# Entries:

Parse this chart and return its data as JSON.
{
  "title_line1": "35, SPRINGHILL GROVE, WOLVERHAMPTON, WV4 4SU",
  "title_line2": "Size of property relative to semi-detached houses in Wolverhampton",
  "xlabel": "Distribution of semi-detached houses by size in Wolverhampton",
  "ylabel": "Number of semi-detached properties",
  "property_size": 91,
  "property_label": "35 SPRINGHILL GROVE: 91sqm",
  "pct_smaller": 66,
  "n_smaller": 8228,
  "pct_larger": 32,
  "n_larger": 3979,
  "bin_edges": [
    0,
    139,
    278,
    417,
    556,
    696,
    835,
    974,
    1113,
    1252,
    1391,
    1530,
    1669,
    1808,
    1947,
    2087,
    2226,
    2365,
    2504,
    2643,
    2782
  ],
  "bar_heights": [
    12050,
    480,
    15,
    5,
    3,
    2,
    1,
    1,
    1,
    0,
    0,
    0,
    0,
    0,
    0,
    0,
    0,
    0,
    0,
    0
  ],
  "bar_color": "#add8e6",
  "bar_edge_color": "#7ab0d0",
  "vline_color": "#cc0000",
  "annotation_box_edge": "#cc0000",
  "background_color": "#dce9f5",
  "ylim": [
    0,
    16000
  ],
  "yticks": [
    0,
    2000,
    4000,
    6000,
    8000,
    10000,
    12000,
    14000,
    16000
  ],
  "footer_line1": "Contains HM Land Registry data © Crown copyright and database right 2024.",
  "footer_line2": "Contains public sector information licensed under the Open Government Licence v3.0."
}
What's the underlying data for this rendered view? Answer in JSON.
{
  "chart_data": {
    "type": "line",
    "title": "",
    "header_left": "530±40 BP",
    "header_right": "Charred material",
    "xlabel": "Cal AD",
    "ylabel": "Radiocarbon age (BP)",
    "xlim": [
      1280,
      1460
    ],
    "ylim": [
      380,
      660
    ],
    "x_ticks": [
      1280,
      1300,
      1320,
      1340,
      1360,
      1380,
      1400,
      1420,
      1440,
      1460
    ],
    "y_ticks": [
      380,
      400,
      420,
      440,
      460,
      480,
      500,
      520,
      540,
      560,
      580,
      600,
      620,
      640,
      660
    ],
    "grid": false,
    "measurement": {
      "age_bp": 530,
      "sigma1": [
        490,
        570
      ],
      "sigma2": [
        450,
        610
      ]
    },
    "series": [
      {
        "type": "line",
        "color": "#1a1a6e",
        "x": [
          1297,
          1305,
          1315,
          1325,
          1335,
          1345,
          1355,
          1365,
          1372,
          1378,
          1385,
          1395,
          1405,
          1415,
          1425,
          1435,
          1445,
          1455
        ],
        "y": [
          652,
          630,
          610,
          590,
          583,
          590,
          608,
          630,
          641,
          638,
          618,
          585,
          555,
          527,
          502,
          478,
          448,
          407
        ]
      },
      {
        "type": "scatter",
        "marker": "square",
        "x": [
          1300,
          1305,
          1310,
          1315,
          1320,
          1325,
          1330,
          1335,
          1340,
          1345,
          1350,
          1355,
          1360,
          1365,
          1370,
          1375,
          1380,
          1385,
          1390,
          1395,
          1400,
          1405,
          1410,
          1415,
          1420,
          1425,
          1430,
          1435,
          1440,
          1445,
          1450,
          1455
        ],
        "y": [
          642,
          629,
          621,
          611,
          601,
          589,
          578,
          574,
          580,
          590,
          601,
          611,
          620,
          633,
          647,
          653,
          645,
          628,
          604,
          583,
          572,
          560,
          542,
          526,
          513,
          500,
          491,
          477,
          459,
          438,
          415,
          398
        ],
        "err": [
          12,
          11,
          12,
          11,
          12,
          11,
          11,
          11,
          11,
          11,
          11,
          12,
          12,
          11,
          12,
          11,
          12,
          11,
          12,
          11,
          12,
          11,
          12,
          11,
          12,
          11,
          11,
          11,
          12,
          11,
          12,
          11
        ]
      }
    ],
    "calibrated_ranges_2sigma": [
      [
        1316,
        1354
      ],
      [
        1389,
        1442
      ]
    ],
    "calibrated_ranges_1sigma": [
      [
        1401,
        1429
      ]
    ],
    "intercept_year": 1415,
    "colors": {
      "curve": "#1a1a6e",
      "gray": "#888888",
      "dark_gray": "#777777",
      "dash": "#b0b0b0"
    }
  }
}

# Short exercise:
Select the lines from the entries that include the word "SPRINGHILL".

# Exercise result:
  "title_line1": "35, SPRINGHILL GROVE, WOLVERHAMPTON, WV4 4SU",
  "property_label": "35 SPRINGHILL GROVE: 91sqm",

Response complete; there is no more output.